Records from a data collection
------------
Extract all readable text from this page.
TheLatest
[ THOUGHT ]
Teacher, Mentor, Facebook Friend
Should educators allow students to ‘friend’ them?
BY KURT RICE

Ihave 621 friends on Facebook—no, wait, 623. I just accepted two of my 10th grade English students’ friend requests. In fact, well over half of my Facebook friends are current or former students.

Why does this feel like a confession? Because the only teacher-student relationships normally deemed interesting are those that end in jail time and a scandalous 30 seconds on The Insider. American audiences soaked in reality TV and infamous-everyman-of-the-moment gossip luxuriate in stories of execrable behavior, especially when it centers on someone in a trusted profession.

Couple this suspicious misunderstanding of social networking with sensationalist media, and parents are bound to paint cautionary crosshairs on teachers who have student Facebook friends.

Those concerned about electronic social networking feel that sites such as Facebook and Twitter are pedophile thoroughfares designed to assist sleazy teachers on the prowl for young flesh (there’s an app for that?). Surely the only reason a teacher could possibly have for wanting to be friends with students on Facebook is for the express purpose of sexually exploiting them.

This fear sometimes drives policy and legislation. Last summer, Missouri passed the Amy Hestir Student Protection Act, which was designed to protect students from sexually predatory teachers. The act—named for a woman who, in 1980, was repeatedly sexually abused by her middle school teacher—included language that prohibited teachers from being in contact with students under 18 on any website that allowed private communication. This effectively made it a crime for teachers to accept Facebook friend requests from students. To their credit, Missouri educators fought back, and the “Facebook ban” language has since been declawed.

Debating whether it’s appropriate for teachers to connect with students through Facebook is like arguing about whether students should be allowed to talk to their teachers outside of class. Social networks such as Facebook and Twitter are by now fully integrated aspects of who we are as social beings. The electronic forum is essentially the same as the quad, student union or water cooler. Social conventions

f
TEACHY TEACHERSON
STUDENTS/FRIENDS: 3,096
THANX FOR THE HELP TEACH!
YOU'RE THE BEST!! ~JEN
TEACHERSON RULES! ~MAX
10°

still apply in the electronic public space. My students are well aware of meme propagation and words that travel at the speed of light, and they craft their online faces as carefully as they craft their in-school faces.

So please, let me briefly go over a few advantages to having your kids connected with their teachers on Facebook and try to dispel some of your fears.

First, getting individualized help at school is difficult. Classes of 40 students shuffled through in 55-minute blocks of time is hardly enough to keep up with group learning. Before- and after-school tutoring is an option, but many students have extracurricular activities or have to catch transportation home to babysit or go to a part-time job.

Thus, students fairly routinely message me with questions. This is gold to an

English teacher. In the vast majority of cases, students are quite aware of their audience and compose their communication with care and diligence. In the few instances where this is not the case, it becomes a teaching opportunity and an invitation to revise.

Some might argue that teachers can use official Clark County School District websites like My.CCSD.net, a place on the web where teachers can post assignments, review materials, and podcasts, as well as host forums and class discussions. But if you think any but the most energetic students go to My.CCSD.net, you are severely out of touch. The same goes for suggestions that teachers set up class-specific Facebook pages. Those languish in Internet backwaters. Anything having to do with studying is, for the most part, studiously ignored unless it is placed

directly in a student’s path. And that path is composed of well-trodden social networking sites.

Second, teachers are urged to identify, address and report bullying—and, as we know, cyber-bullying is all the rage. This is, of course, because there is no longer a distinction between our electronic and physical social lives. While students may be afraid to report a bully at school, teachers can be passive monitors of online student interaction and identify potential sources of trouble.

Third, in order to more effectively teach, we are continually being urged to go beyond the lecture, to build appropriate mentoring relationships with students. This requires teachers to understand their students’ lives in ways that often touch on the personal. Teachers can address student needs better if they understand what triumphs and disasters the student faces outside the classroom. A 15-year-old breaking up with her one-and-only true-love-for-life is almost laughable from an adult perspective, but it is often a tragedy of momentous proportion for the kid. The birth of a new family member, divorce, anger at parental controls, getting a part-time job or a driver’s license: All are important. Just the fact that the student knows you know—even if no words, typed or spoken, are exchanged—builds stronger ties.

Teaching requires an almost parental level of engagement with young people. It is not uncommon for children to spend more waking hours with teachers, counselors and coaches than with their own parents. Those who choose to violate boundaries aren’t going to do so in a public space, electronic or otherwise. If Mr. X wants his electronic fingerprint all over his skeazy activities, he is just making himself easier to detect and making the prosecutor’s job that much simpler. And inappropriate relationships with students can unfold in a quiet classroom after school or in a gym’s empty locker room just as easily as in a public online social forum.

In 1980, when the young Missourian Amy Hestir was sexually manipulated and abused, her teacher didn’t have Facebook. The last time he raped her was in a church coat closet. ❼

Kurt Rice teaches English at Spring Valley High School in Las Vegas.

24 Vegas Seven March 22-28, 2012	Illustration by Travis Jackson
------------
Short exercise
Transcribe every entry exactly, omitting nothing.

Final result
Extract all readable text from this page.
TheLatest
[ THOUGHT ]
Teacher, Mentor, Facebook Friend
Should educators allow students to ‘friend’ them?
BY KURT RICE

Ihave 621 friends on Facebook—no, wait, 623. I just accepted two of my 10th grade English students’ friend requests. In fact, well over half of my Facebook friends are current or former students.

Why does this feel like a confession? Because the only teacher-student relationships normally deemed interesting are those that end in jail time and a scandalous 30 seconds on The Insider. American audiences soaked in reality TV and infamous-everyman-of-the-moment gossip luxuriate in stories of execrable behavior, especially when it centers on someone in a trusted profession.

Couple this suspicious misunderstanding of social networking with sensationalist media, and parents are bound to paint cautionary crosshairs on teachers who have student Facebook friends.

Those concerned about electronic social networking feel that sites such as Facebook and Twitter are pedophile thoroughfares designed to assist sleazy teachers on the prowl for young flesh (there’s an app for that?). Surely the only reason a teacher could possibly have for wanting to be friends with students on Facebook is for the express purpose of sexually exploiting them.

This fear sometimes drives policy and legislation. Last summer, Missouri passed the Amy Hestir Student Protection Act, which was designed to protect students from sexually predatory teachers. The act—named for a woman who, in 1980, was repeatedly sexually abused by her middle school teacher—included language that prohibited teachers from being in contact with students under 18 on any website that allowed private communication. This effectively made it a crime for teachers to accept Facebook friend requests from students. To their credit, Missouri educators fought back, and the “Facebook ban” language has since been declawed.

Debating whether it’s appropriate for teachers to connect with students through Facebook is like arguing about whether students should be allowed to talk to their teachers outside of class. Social networks such as Facebook and Twitter are by now fully integrated aspects of who we are as social beings. The electronic forum is essentially the same as the quad, student union or water cooler. Social conventions

f
TEACHY TEACHERSON
STUDENTS/FRIENDS: 3,096
THANX FOR THE HELP TEACH!
YOU'RE THE BEST!! ~JEN
TEACHERSON RULES! ~MAX
10°

still apply in the electronic public space. My students are well aware of meme propagation and words that travel at the speed of light, and they craft their online faces as carefully as they craft their in-school faces.

So please, let me briefly go over a few advantages to having your kids connected with their teachers on Facebook and try to dispel some of your fears.

First, getting individualized help at school is difficult. Classes of 40 students shuffled through in 55-minute blocks of time is hardly enough to keep up with group learning. Before- and after-school tutoring is an option, but many students have extracurricular activities or have to catch transportation home to babysit or go to a part-time job.

Thus, students fairly routinely message me with questions. This is gold to an

English teacher. In the vast majority of cases, students are quite aware of their audience and compose their communication with care and diligence. In the few instances where this is not the case, it becomes a teaching opportunity and an invitation to revise.

Some might argue that teachers can use official Clark County School District websites like My.CCSD.net, a place on the web where teachers can post assignments, review materials, and podcasts, as well as host forums and class discussions. But if you think any but the most energetic students go to My.CCSD.net, you are severely out of touch. The same goes for suggestions that teachers set up class-specific Facebook pages. Those languish in Internet backwaters. Anything having to do with studying is, for the most part, studiously ignored unless it is placed

directly in a student’s path. And that path is composed of well-trodden social networking sites.

Second, teachers are urged to identify, address and report bullying—and, as we know, cyber-bullying is all the rage. This is, of course, because there is no longer a distinction between our electronic and physical social lives. While students may be afraid to report a bully at school, teachers can be passive monitors of online student interaction and identify potential sources of trouble.

Third, in order to more effectively teach, we are continually being urged to go beyond the lecture, to build appropriate mentoring relationships with students. This requires teachers to understand their students’ lives in ways that often touch on the personal. Teachers can address student needs better if they understand what triumphs and disasters the student faces outside the classroom. A 15-year-old breaking up with her one-and-only true-love-for-life is almost laughable from an adult perspective, but it is often a tragedy of momentous proportion for the kid. The birth of a new family member, divorce, anger at parental controls, getting a part-time job or a driver’s license: All are important. Just the fact that the student knows you know—even if no words, typed or spoken, are exchanged—builds stronger ties.

Teaching requires an almost parental level of engagement with young people. It is not uncommon for children to spend more waking hours with teachers, counselors and coaches than with their own parents. Those who choose to violate boundaries aren’t going to do so in a public space, electronic or otherwise. If Mr. X wants his electronic fingerprint all over his skeazy activities, he is just making himself easier to detect and making the prosecutor’s job that much simpler. And inappropriate relationships with students can unfold in a quiet classroom after school or in a gym’s empty locker room just as easily as in a public online social forum.

In 1980, when the young Missourian Amy Hestir was sexually manipulated and abused, her teacher didn’t have Facebook. The last time he raped her was in a church coat closet. ❼

Kurt Rice teaches English at Spring Valley High School in Las Vegas.

24 Vegas Seven March 22-28, 2012	Illustration by Travis Jackson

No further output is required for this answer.